Record set:
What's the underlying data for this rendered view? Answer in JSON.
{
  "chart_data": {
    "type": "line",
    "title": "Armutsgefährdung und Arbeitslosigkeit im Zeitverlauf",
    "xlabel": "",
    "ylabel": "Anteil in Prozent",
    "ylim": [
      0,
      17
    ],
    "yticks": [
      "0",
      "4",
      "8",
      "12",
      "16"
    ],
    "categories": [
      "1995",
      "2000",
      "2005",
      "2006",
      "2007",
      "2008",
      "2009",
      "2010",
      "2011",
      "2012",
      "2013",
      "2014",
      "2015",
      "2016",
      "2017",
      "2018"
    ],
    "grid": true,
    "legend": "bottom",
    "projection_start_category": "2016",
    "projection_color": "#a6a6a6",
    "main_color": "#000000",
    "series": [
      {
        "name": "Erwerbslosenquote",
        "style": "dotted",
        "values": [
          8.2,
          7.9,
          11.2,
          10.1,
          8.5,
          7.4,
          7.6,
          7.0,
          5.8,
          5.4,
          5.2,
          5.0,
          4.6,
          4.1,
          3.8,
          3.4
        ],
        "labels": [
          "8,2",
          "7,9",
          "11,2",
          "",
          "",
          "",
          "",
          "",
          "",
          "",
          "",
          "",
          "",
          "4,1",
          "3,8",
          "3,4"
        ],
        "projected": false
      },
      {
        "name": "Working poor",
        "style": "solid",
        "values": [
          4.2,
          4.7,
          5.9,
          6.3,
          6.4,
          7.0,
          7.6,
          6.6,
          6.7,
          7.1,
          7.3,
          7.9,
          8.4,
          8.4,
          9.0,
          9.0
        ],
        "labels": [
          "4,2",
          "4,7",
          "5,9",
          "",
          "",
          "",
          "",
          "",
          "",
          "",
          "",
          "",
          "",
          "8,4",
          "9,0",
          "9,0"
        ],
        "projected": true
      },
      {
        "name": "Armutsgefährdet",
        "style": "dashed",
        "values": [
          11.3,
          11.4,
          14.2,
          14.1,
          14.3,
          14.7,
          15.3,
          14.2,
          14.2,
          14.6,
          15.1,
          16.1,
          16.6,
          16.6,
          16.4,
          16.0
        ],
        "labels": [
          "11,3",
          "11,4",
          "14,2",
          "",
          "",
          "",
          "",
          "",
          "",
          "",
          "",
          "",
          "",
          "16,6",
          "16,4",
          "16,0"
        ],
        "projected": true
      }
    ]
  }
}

Work to be completed: Faithfully transcribe the whole of the data.

Right answer:
What's the underlying data for this rendered view? Answer in JSON.
{
  "chart_data": {
    "type": "line",
    "title": "Armutsgefährdung und Arbeitslosigkeit im Zeitverlauf",
    "xlabel": "",
    "ylabel": "Anteil in Prozent",
    "ylim": [
      0,
      17
    ],
    "yticks": [
      "0",
      "4",
      "8",
      "12",
      "16"
    ],
    "categories": [
      "1995",
      "2000",
      "2005",
      "2006",
      "2007",
      "2008",
      "2009",
      "2010",
      "2011",
      "2012",
      "2013",
      "2014",
      "2015",
      "2016",
      "2017",
      "2018"
    ],
    "grid": true,
    "legend": "bottom",
    "projection_start_category": "2016",
    "projection_color": "#a6a6a6",
    "main_color": "#000000",
    "series": [
      {
        "name": "Erwerbslosenquote",
        "style": "dotted",
        "values": [
          8.2,
          7.9,
          11.2,
          10.1,
          8.5,
          7.4,
          7.6,
          7.0,
          5.8,
          5.4,
          5.2,
          5.0,
          4.6,
          4.1,
          3.8,
          3.4
        ],
        "labels": [
          "8,2",
          "7,9",
          "11,2",
          "",
          "",
          "",
          "",
          "",
          "",
          "",
          "",
          "",
          "",
          "4,1",
          "3,8",
          "3,4"
        ],
        "projected": false
      },
      {
        "name": "Working poor",
        "style": "solid",
        "values": [
          4.2,
          4.7,
          5.9,
          6.3,
          6.4,
          7.0,
          7.6,
          6.6,
          6.7,
          7.1,
          7.3,
          7.9,
          8.4,
          8.4,
          9.0,
          9.0
        ],
        "labels": [
          "4,2",
          "4,7",
          "5,9",
          "",
          "",
          "",
          "",
          "",
          "",
          "",
          "",
          "",
          "",
          "8,4",
          "9,0",
          "9,0"
        ],
        "projected": true
      },
      {
        "name": "Armutsgefährdet",
        "style": "dashed",
        "values": [
          11.3,
          11.4,
          14.2,
          14.1,
          14.3,
          14.7,
          15.3,
          14.2,
          14.2,
          14.6,
          15.1,
          16.1,
          16.6,
          16.6,
          16.4,
          16.0
        ],
        "labels": [
          "11,3",
          "11,4",
          "14,2",
          "",
          "",
          "",
          "",
          "",
          "",
          "",
          "",
          "",
          "",
          "16,6",
          "16,4",
          "16,0"
        ],
        "projected": true
      }
    ]
  }
}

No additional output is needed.